> **Task prompt**
Reproduce all lines of the listing below in which the word "name" occurs.

> **Provided records**
::::

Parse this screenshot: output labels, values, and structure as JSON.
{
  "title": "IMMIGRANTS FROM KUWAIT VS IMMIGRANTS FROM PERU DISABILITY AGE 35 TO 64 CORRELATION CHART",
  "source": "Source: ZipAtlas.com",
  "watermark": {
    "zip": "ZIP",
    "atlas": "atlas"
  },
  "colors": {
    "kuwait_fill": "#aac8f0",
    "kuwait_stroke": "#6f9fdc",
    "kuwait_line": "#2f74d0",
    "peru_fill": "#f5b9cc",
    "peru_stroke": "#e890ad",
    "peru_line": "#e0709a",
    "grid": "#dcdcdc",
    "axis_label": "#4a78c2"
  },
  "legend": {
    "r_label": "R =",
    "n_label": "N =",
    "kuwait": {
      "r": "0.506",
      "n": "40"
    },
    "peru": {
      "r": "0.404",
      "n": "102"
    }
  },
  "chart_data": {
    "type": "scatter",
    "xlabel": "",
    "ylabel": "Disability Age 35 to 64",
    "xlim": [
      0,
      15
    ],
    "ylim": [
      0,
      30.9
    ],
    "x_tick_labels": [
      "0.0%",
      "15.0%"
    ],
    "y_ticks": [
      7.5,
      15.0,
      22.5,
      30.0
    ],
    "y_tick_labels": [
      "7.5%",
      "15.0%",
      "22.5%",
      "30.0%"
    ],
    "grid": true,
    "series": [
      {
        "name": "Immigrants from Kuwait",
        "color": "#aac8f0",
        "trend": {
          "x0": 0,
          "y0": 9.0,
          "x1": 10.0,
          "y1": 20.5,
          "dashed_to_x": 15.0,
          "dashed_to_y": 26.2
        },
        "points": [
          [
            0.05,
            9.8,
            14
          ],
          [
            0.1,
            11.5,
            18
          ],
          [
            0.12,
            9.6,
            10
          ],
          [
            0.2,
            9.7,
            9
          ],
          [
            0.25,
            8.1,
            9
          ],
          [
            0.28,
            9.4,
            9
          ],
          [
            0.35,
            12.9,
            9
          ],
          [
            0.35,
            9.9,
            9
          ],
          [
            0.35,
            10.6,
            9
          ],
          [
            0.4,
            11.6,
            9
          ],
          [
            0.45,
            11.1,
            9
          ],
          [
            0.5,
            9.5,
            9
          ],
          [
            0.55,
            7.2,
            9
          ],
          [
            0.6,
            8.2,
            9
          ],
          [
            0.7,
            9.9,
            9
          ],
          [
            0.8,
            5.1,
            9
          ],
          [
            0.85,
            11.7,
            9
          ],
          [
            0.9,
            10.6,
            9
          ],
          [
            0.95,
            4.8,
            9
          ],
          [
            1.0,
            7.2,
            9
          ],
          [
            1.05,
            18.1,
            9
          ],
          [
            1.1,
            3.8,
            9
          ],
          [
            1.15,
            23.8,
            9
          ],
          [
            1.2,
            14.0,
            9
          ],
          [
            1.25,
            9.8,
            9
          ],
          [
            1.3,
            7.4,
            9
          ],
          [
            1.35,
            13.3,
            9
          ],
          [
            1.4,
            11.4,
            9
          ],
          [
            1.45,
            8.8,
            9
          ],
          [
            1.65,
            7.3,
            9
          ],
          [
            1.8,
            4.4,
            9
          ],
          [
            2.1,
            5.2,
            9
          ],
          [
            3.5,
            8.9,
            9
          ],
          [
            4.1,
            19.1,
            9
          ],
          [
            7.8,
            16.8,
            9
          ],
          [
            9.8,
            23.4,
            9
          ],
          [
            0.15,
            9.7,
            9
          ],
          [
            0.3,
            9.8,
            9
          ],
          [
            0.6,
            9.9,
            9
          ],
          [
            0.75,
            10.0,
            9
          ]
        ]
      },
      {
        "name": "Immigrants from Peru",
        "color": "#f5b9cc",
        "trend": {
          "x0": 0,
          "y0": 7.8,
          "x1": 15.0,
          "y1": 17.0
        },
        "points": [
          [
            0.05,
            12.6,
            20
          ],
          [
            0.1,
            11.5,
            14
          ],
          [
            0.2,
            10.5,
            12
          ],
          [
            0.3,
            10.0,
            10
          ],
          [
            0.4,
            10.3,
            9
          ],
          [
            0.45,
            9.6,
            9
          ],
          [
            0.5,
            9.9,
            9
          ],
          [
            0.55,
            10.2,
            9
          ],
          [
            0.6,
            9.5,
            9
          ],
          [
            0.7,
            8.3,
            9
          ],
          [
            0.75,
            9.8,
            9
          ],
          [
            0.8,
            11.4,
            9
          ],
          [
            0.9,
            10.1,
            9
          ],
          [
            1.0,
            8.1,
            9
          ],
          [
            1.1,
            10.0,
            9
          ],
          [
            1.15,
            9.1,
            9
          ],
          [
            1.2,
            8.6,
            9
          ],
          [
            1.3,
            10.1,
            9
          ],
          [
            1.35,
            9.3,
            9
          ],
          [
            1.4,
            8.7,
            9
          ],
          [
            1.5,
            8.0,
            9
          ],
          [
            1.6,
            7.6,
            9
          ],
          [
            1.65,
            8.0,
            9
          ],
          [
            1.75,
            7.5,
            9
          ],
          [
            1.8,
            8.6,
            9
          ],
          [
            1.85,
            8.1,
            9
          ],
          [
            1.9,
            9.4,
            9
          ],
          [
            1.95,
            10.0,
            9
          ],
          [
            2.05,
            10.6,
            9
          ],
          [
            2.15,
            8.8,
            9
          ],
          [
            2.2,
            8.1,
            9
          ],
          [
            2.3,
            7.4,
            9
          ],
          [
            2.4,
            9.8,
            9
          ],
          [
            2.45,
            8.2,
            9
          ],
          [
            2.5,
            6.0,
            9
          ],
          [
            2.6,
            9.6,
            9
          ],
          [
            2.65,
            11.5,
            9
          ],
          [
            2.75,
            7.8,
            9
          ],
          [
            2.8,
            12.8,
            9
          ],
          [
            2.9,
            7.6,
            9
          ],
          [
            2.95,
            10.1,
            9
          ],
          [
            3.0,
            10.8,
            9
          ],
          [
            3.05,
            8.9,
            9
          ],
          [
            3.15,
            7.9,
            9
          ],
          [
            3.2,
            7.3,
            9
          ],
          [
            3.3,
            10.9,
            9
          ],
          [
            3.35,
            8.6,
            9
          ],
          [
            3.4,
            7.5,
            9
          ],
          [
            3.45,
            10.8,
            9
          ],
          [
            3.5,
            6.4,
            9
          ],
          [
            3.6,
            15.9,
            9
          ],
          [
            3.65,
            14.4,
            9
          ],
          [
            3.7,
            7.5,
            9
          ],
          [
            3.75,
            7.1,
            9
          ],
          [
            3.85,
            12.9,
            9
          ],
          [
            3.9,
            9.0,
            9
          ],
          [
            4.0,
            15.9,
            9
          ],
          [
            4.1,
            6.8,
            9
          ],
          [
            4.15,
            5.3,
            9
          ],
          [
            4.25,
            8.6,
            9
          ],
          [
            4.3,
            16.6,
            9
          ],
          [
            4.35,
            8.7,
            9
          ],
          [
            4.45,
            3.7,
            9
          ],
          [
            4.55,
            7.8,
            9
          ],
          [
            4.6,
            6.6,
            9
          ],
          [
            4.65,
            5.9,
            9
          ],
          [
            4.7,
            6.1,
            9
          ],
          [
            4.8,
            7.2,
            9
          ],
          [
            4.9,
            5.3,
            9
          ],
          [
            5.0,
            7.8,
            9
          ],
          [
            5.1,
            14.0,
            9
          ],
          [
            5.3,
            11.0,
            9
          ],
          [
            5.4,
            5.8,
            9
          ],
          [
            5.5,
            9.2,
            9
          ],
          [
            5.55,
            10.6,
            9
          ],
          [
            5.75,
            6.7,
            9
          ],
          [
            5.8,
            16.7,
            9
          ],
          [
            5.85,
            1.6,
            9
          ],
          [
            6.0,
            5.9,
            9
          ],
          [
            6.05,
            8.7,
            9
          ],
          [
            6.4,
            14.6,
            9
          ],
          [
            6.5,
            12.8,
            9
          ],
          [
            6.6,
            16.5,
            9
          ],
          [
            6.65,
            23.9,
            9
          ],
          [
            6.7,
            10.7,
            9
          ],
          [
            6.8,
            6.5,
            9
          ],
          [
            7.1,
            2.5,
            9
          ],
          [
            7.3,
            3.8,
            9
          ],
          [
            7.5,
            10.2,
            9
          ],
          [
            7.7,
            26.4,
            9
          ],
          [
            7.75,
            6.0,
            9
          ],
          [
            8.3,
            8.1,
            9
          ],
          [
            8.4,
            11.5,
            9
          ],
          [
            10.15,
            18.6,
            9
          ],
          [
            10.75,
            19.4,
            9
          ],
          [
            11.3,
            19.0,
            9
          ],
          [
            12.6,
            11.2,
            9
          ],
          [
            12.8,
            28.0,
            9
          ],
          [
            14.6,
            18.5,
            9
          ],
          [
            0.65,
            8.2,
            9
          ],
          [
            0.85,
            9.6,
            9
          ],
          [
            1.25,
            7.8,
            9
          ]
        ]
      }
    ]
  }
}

::::

> **Correct response**
        "name": "Immigrants from Kuwait",
        "name": "Immigrants from Peru",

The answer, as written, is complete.